* Entries from a dataset
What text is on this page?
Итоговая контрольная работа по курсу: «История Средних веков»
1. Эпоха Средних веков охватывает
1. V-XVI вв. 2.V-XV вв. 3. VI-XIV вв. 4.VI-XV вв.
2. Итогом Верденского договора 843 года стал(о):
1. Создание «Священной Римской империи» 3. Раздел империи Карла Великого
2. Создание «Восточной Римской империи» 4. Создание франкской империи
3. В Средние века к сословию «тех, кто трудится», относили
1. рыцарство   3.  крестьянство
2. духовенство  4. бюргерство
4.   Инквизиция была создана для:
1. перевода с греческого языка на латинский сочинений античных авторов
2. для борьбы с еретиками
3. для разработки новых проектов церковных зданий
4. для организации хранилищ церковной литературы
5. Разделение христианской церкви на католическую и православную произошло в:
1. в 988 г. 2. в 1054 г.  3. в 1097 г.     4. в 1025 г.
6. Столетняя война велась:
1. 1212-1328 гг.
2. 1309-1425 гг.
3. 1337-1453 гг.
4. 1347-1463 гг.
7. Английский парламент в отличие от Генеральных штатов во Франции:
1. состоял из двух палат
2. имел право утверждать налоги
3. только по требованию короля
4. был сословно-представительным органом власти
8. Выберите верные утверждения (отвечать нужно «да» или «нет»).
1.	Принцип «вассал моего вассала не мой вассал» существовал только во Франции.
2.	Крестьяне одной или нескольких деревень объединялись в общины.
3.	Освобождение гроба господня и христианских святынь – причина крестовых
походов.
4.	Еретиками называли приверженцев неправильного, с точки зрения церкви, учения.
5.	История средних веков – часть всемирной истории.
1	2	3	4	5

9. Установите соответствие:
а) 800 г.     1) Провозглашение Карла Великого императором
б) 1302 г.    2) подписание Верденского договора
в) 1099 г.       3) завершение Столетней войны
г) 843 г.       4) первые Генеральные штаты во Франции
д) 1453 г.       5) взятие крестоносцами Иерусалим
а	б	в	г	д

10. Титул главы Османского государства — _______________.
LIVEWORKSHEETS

* Task to carry out
Go through the data and return every record exactly.

* Expected answer
What text is on this page?
Итоговая контрольная работа по курсу: «История Средних веков»
1. Эпоха Средних веков охватывает
1. V-XVI вв. 2.V-XV вв. 3. VI-XIV вв. 4.VI-XV вв.
2. Итогом Верденского договора 843 года стал(о):
1. Создание «Священной Римской империи» 3. Раздел империи Карла Великого
2. Создание «Восточной Римской империи» 4. Создание франкской империи
3. В Средние века к сословию «тех, кто трудится», относили
1. рыцарство   3.  крестьянство
2. духовенство  4. бюргерство
4.   Инквизиция была создана для:
1. перевода с греческого языка на латинский сочинений античных авторов
2. для борьбы с еретиками
3. для разработки новых проектов церковных зданий
4. для организации хранилищ церковной литературы
5. Разделение христианской церкви на католическую и православную произошло в:
1. в 988 г. 2. в 1054 г.  3. в 1097 г.     4. в 1025 г.
6. Столетняя война велась:
1. 1212-1328 гг.
2. 1309-1425 гг.
3. 1337-1453 гг.
4. 1347-1463 гг.
7. Английский парламент в отличие от Генеральных штатов во Франции:
1. состоял из двух палат
2. имел право утверждать налоги
3. только по требованию короля
4. был сословно-представительным органом власти
8. Выберите верные утверждения (отвечать нужно «да» или «нет»).
1.	Принцип «вассал моего вассала не мой вассал» существовал только во Франции.
2.	Крестьяне одной или нескольких деревень объединялись в общины.
3.	Освобождение гроба господня и христианских святынь – причина крестовых
походов.
4.	Еретиками называли приверженцев неправильного, с точки зрения церкви, учения.
5.	История средних веков – часть всемирной истории.
1	2	3	4	5

9. Установите соответствие:
а) 800 г.     1) Провозглашение Карла Великого императором
б) 1302 г.    2) подписание Верденского договора
в) 1099 г.       3) завершение Столетней войны
г) 843 г.       4) первые Генеральные штаты во Франции
д) 1453 г.       5) взятие крестоносцами Иерусалим
а	б	в	г	д

10. Титул главы Османского государства — _______________.
LIVEWORKSHEETS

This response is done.